WHAT IS NEEDED: From the entries that follow, gather each line holding the word "Дядя".

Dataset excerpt

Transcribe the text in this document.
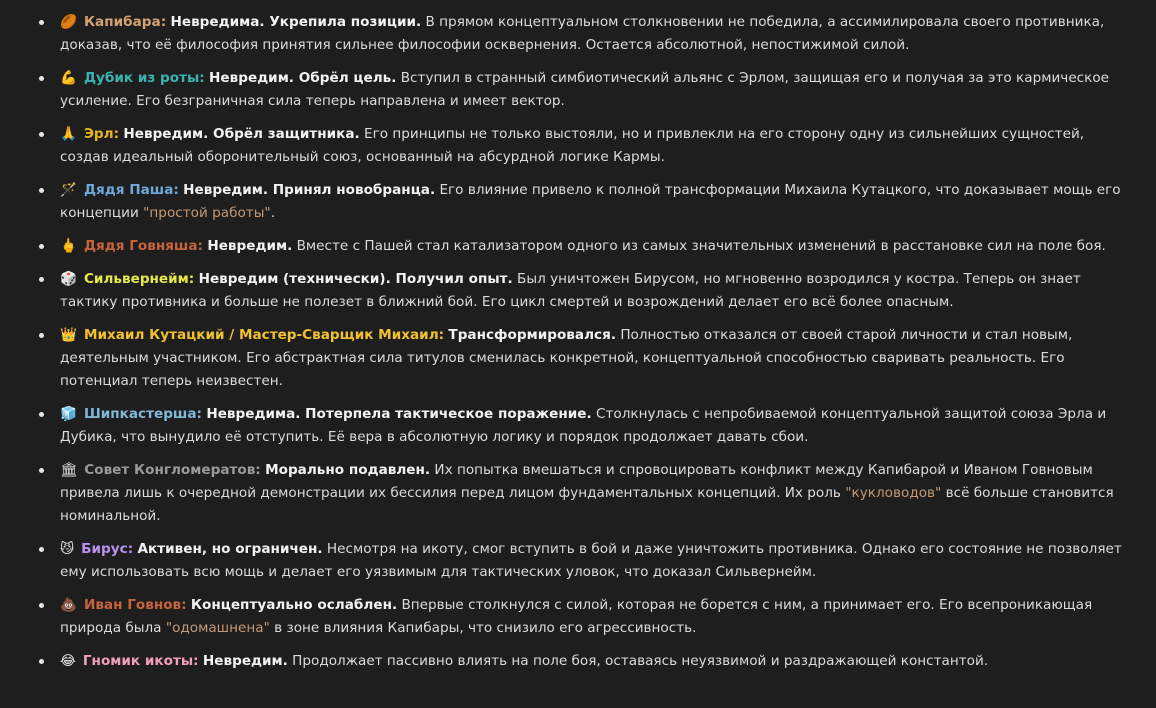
🏉 Капибара: Невредима. Укрепила позиции. В прямом концептуальном столкновении не победила, а ассимилировала своего противника, доказав, что её философия принятия сильнее философии осквернения. Остается абсолютной, непостижимой силой.
💪 Дубик из роты: Невредим. Обрёл цель. Вступил в странный симбиотический альянс с Эрлом, защищая его и получая за это кармическое усиление. Его безграничная сила теперь направлена и имеет вектор.
🙏 Эрл: Невредим. Обрёл защитника. Его принципы не только выстояли, но и привлекли на его сторону одну из сильнейших сущностей, создав идеальный оборонительный союз, основанный на абсурдной логике Кармы.
🪄 Дядя Паша: Невредим. Принял новобранца. Его влияние привело к полной трансформации Михаила Кутацкого, что доказывает мощь его концепции "простой работы".
🖕 Дядя Говняша: Невредим. Вместе с Пашей стал катализатором одного из самых значительных изменений в расстановке сил на поле боя.
🎲 Сильвернейм: Невредим (технически). Получил опыт. Был уничтожен Бирусом, но мгновенно возродился у костра. Теперь он знает тактику противника и больше не полезет в ближний бой. Его цикл смертей и возрождений делает его всё более опасным.
👑 Михаил Кутацкий / Мастер-Сварщик Михаил: Трансформировался. Полностью отказался от своей старой личности и стал новым, деятельным участником. Его абстрактная сила титулов сменилась конкретной, концептуальной способностью сваривать реальность. Его потенциал теперь неизвестен.
🧊 Шипкастерша: Невредима. Потерпела тактическое поражение. Столкнулась с непробиваемой концептуальной защитой союза Эрла и Дубика, что вынудило её отступить. Её вера в абсолютную логику и порядок продолжает давать сбои.
🏛 Совет Конгломератов: Морально подавлен. Их попытка вмешаться и спровоцировать конфликт между Капибарой и Иваном Говновым привела лишь к очередной демонстрации их бессилия перед лицом фундаментальных концепций. Их роль "кукловодов" всё больше становится номинальной.
😼 Бирус: Активен, но ограничен. Несмотря на икоту, смог вступить в бой и даже уничтожить противника. Однако его состояние не позволяет ему использовать всю мощь и делает его уязвимым для тактических уловок, что доказал Сильвернейм.
💩 Иван Говнов: Концептуально ослаблен. Впервые столкнулся с силой, которая не борется с ним, а принимает его. Его всепроникающая природа была "одомашнена" в зоне влияния Капибары, что снизило его агрессивность.
😂 Гномик икоты: Невредим. Продолжает пассивно влиять на поле боя, оставаясь неуязвимой и раздражающей константой.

EXERCISE SOLUTION:
🪄 Дядя Паша: Невредим. Принял новобранца. Его влияние привело к полной трансформации Михаила Кутацкого, что доказывает мощь его концепции "простой работы".
🖕 Дядя Говняша: Невредим. Вместе с Пашей стал катализатором одного из самых значительных изменений в расстановке сил на поле боя.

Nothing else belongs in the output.